Saved data entries
|---|

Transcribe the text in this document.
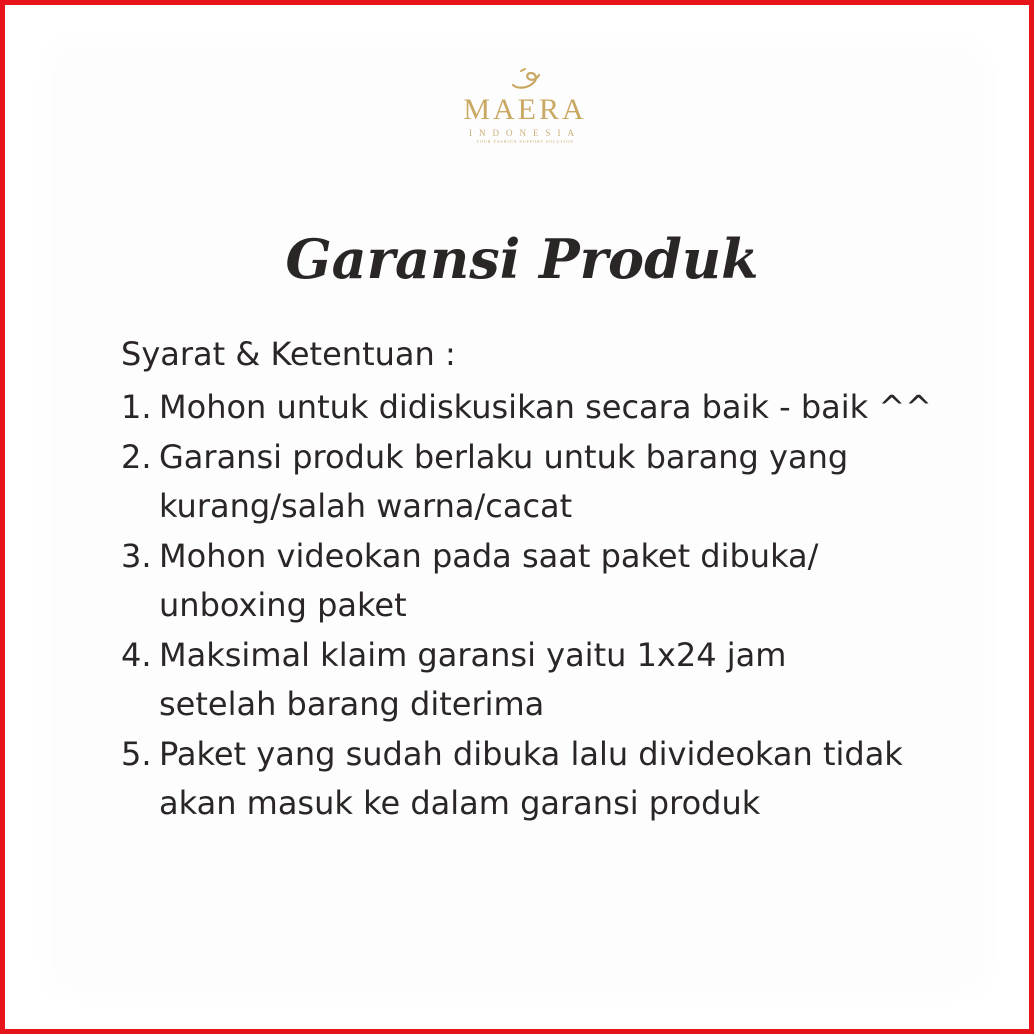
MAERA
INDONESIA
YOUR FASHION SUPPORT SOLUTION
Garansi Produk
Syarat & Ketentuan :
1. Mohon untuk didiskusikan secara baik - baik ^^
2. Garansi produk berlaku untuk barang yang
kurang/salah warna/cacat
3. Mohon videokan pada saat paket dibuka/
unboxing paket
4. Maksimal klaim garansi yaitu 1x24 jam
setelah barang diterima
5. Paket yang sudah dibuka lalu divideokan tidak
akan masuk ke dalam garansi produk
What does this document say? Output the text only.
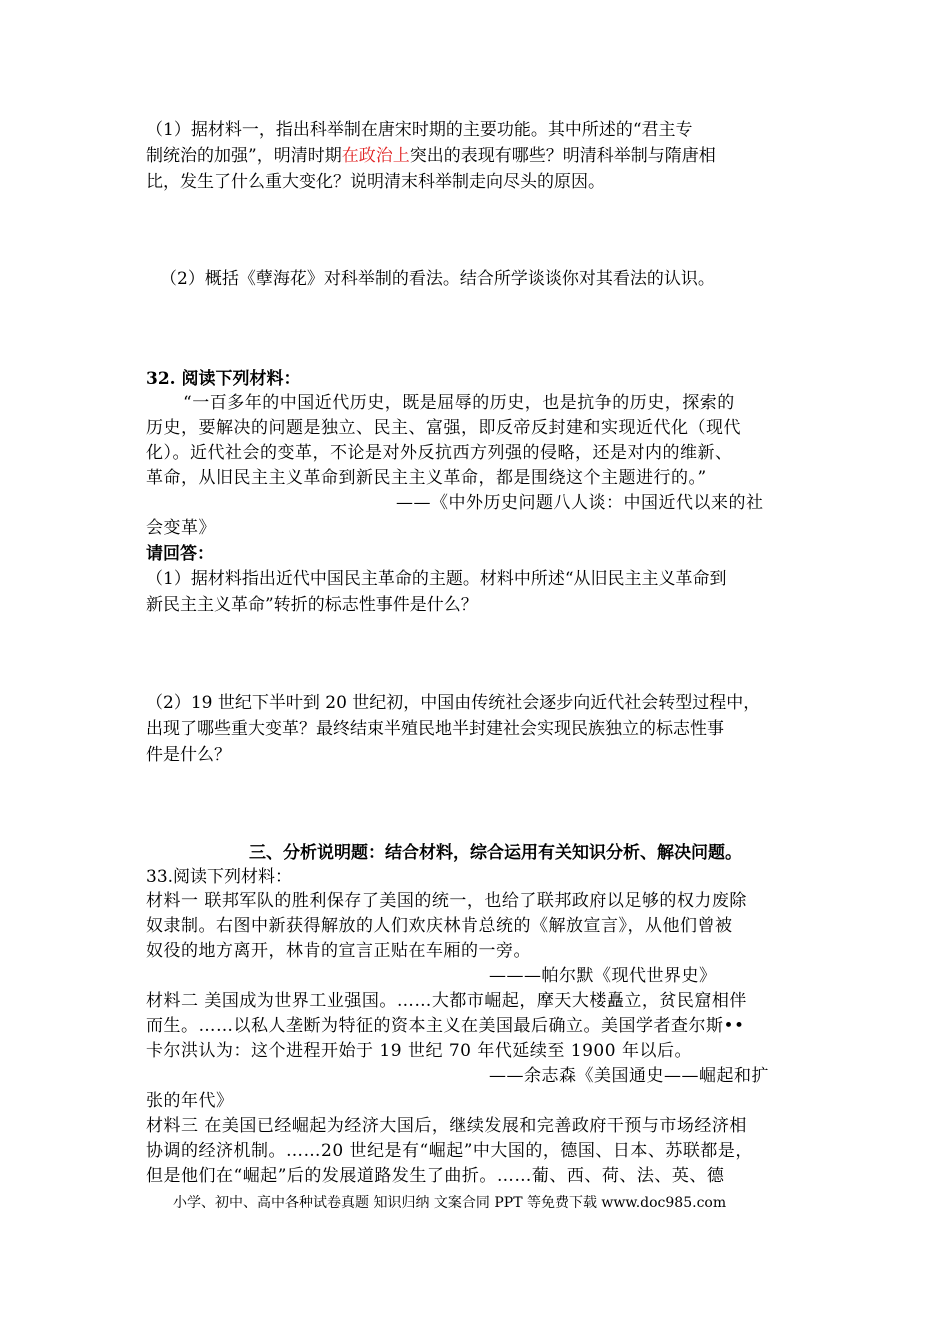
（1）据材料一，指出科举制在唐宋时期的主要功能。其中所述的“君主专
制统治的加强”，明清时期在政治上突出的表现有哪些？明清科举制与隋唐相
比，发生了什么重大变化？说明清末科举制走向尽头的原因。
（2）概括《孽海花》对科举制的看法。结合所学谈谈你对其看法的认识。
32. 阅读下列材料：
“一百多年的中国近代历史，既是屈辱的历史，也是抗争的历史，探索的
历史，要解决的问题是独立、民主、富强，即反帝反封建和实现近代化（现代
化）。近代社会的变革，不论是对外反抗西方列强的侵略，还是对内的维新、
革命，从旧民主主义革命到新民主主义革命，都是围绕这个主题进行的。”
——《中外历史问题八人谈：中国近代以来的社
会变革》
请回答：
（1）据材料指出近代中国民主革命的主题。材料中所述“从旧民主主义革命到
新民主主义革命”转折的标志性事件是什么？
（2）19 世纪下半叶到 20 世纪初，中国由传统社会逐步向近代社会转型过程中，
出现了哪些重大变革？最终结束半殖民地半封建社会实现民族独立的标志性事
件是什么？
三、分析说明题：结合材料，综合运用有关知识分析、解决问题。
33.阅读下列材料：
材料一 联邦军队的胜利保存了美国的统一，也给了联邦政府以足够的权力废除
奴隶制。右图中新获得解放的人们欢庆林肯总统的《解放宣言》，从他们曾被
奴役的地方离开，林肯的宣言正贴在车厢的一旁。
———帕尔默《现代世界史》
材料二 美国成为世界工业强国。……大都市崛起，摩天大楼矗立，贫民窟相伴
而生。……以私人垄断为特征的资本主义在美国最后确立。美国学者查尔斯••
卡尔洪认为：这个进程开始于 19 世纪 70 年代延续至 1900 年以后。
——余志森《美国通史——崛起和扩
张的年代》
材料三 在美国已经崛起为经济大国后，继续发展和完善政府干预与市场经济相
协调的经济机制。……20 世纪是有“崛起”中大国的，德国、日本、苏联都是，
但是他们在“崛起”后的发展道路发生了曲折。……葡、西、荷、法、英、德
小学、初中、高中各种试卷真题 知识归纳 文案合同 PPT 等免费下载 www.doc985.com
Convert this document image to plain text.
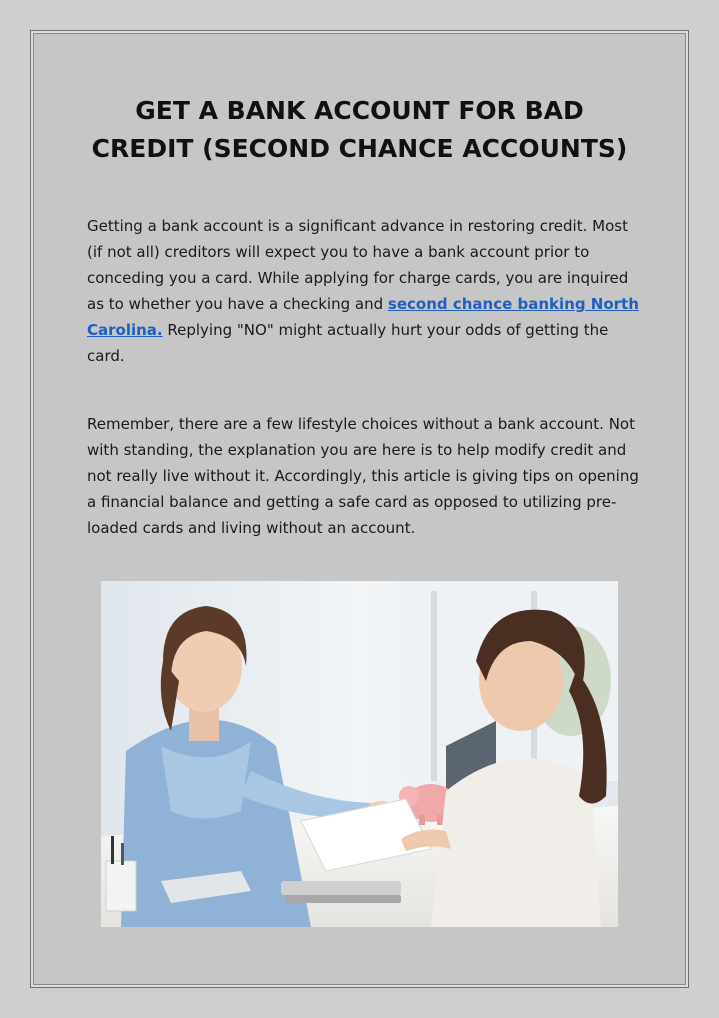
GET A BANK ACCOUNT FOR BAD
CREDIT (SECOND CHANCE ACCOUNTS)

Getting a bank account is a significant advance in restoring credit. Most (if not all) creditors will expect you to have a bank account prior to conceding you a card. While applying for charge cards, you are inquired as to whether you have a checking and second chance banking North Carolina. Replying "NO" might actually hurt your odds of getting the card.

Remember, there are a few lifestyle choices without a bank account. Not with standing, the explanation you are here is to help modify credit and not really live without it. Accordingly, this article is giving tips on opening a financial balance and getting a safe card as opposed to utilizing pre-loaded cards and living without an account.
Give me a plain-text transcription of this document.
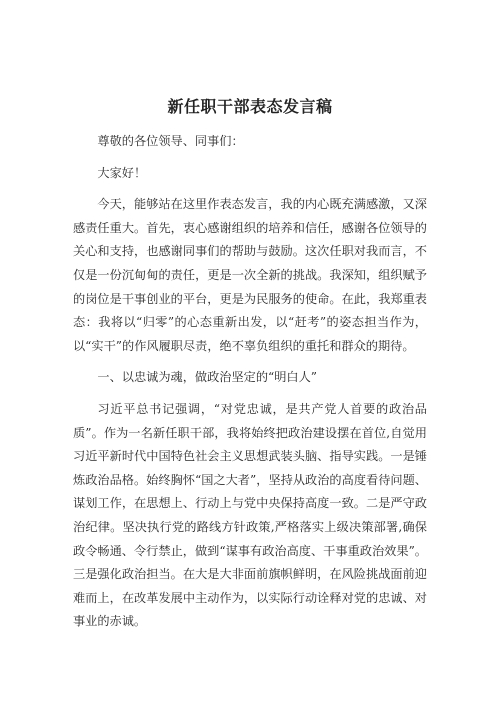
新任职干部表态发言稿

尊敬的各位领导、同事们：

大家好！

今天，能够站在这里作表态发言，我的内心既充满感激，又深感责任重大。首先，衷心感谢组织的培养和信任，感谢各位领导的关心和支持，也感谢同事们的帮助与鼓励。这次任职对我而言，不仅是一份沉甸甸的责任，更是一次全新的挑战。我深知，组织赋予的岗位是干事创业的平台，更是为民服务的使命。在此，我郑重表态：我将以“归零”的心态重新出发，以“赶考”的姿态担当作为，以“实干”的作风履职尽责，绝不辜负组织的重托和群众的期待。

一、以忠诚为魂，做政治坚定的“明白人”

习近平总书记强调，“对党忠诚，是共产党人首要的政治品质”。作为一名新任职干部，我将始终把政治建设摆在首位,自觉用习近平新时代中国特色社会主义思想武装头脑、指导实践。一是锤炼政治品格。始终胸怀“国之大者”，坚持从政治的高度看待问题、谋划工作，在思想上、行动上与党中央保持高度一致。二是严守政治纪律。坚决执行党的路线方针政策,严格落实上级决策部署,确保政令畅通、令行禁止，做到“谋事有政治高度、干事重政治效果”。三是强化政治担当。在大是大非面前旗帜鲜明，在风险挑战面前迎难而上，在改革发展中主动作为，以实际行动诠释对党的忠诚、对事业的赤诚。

|---|

▶ [What you are asked to do]: Across the entries, how many lines contain "document"? Reply with the number only.

▶ [The solution]: 4